DIRECTIVE »
How many lines in the listing below include the word "segment"? Reply with the count alone.

(Saved entries)
START

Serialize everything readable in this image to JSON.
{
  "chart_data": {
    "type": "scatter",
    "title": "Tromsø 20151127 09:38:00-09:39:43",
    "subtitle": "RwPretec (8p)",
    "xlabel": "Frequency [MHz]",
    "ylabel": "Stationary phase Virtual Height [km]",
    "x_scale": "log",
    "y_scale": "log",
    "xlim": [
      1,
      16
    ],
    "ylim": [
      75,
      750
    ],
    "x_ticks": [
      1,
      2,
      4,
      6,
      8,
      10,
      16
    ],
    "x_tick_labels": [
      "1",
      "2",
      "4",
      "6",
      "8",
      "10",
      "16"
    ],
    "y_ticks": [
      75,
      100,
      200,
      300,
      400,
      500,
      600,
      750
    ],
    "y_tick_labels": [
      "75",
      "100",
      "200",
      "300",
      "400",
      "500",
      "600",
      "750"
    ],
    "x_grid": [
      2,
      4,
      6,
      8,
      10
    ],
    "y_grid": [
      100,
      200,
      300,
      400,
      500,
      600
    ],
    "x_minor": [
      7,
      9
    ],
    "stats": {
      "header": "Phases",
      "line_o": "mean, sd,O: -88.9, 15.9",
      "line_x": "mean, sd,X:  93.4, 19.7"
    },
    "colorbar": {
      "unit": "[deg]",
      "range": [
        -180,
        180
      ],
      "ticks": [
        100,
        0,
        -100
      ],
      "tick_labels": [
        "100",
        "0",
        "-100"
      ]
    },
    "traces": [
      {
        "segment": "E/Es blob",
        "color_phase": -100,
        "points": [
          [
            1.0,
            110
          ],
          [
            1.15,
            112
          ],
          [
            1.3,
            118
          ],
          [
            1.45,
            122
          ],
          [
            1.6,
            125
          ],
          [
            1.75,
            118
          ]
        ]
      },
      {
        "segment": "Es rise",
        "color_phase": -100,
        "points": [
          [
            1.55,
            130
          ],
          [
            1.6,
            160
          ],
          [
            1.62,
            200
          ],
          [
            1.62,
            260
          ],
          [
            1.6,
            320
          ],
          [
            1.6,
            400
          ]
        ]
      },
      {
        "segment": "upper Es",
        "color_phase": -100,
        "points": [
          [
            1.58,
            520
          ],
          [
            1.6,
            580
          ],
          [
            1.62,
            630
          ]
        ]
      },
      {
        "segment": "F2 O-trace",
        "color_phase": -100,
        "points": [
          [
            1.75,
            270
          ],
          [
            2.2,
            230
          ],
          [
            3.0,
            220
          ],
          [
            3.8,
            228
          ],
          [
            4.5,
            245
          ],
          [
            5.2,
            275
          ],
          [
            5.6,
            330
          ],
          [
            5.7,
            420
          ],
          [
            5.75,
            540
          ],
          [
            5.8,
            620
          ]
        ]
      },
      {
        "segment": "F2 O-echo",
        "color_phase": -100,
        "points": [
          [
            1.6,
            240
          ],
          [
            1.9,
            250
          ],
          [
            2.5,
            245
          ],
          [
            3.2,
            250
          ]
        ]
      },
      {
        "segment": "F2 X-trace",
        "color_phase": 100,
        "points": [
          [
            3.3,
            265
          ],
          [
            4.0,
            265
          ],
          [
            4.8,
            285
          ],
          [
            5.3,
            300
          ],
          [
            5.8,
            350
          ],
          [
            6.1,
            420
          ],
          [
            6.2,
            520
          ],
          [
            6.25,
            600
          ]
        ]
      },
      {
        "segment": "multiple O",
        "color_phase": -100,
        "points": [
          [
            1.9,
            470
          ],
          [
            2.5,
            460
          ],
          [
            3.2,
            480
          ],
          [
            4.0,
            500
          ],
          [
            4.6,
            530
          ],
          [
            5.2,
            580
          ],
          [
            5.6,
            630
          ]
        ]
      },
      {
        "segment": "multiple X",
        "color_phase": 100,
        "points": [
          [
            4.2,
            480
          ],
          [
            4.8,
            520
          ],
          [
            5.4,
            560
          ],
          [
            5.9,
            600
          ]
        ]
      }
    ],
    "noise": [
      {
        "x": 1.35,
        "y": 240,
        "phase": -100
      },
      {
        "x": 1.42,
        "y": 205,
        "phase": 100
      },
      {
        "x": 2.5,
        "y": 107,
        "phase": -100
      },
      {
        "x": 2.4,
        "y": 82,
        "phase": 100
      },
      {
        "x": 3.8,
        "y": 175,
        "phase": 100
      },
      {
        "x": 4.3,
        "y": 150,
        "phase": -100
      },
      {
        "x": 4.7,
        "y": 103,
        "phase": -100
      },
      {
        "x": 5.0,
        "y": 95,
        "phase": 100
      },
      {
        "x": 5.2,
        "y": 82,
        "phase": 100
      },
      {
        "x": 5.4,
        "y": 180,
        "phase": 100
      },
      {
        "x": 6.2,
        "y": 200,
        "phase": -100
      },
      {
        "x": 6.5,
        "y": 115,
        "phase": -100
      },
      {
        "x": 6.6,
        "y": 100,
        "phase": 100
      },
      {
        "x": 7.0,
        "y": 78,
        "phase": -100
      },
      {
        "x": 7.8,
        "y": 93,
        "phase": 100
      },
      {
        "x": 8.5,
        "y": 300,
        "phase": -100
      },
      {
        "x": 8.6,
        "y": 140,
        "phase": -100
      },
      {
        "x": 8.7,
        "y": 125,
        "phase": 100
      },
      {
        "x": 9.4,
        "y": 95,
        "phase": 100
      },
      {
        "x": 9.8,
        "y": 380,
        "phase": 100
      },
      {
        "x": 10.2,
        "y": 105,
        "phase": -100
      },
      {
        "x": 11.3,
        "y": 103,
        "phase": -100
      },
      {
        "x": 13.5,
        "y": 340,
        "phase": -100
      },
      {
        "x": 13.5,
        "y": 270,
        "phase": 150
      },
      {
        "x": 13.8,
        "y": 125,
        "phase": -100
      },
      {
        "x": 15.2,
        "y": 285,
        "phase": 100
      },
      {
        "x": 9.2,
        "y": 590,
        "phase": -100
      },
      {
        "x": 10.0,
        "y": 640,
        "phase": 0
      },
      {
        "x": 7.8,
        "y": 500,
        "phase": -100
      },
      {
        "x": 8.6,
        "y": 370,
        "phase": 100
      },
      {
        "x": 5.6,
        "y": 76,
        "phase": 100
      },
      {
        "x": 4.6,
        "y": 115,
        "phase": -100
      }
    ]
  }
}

END

TASK SOLUTION »
8